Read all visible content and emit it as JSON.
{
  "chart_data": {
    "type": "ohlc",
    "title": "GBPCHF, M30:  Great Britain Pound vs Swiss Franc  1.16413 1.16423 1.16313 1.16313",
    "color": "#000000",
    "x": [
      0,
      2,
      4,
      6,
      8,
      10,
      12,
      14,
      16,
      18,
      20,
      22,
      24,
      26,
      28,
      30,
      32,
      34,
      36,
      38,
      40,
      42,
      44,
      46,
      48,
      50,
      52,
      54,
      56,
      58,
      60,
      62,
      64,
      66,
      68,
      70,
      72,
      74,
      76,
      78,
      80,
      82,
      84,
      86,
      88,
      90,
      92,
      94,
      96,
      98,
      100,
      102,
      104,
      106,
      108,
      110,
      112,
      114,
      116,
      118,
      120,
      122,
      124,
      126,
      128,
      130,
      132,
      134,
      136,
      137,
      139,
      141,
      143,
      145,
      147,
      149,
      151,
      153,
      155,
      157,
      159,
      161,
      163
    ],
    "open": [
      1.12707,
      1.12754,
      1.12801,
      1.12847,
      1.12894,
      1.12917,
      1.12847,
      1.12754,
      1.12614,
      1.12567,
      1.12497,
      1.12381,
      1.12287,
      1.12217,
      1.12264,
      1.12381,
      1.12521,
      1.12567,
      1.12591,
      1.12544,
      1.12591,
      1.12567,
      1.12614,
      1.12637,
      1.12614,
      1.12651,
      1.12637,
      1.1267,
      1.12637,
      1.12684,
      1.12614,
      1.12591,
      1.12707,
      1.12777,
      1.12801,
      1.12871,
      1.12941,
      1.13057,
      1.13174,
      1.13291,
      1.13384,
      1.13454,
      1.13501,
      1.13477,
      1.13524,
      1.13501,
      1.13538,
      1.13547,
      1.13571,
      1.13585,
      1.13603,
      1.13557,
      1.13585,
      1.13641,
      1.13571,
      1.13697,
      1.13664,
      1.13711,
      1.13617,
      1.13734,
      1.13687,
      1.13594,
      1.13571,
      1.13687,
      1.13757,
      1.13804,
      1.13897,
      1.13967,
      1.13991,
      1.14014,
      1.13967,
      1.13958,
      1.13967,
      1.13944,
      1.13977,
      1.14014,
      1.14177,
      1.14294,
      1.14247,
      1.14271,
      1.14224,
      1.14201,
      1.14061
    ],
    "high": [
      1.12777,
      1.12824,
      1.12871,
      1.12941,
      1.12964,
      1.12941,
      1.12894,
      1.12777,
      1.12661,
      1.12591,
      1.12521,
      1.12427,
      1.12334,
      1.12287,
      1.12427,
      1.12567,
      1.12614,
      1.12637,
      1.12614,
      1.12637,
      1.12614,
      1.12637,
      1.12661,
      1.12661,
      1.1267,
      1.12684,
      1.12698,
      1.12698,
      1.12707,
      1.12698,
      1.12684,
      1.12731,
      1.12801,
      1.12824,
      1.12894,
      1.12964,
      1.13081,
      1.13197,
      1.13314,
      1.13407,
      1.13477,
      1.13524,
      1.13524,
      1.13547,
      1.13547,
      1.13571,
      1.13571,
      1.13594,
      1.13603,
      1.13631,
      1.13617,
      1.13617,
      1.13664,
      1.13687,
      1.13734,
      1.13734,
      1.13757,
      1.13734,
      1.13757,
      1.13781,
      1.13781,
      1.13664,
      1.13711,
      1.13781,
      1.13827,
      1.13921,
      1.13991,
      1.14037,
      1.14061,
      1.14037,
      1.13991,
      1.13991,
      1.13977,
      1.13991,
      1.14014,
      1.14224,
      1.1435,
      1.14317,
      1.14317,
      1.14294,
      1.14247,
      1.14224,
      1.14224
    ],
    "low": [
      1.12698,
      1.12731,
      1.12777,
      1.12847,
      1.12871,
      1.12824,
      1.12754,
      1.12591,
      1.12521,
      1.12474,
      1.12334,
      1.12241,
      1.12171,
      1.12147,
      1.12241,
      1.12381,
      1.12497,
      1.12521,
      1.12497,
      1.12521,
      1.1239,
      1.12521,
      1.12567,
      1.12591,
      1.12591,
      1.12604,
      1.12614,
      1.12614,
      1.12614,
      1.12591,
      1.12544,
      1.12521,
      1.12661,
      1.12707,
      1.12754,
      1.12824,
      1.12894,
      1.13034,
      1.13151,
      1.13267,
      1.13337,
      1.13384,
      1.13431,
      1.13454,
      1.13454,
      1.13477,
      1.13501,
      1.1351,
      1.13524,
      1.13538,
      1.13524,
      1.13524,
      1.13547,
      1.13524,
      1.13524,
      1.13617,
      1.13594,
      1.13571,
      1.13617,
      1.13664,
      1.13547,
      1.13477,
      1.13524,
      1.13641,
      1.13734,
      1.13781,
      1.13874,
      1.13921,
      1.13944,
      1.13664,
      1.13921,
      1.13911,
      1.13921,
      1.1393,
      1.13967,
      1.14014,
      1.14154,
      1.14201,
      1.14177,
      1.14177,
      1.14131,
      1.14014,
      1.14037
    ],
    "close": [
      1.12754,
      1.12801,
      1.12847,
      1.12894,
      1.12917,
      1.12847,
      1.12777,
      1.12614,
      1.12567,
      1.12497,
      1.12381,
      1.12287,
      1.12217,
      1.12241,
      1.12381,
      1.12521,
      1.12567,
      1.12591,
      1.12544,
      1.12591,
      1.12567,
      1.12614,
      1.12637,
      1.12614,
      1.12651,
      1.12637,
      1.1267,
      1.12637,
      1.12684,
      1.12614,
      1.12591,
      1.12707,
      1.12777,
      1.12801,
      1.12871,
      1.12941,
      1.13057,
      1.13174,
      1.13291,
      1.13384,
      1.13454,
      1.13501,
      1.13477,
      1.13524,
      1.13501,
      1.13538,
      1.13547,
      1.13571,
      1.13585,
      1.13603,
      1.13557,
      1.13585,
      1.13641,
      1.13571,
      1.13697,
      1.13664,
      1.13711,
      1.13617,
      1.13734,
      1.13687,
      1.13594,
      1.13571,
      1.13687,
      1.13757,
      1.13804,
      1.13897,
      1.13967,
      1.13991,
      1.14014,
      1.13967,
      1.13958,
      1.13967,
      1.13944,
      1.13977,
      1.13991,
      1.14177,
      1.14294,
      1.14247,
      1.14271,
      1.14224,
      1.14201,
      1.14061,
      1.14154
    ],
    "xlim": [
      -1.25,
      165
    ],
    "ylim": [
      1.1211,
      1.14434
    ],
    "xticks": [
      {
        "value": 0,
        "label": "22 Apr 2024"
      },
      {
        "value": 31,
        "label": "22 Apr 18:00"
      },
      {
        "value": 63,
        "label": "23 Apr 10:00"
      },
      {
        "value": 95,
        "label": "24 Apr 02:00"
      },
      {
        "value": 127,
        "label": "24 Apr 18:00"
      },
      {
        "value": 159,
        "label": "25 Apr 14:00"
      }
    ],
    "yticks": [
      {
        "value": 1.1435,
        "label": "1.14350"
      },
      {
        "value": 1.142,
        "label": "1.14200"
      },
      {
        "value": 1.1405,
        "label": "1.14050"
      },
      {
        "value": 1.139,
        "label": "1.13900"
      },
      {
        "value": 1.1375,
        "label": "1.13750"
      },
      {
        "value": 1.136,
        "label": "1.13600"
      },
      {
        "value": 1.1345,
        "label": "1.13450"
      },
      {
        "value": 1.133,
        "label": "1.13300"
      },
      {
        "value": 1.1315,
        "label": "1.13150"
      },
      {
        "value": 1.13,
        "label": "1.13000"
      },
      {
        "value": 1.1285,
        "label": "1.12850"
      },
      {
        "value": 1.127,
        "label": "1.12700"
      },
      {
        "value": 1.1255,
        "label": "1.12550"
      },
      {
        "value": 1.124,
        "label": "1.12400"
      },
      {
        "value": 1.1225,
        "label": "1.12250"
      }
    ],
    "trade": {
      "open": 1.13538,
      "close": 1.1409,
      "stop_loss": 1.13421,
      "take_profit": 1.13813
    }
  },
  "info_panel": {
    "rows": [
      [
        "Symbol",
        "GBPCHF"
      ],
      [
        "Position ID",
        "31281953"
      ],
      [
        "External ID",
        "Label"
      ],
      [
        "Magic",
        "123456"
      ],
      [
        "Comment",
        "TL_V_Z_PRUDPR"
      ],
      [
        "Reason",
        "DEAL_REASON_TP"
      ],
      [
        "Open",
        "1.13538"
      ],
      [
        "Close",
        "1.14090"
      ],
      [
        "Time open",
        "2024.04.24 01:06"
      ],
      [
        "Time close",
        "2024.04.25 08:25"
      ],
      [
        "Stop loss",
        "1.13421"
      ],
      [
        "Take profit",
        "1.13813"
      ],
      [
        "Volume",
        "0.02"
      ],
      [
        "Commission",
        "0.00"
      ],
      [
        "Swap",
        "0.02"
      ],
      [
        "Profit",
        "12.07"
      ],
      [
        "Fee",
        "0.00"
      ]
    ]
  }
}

_ _ _ _ _

Return all lines containing the word "GBPCHF".

    "title": "GBPCHF, M30:  Great Britain Pound vs Swiss Franc  1.16413 1.16423 1.16313 1.16313",
        "GBPCHF"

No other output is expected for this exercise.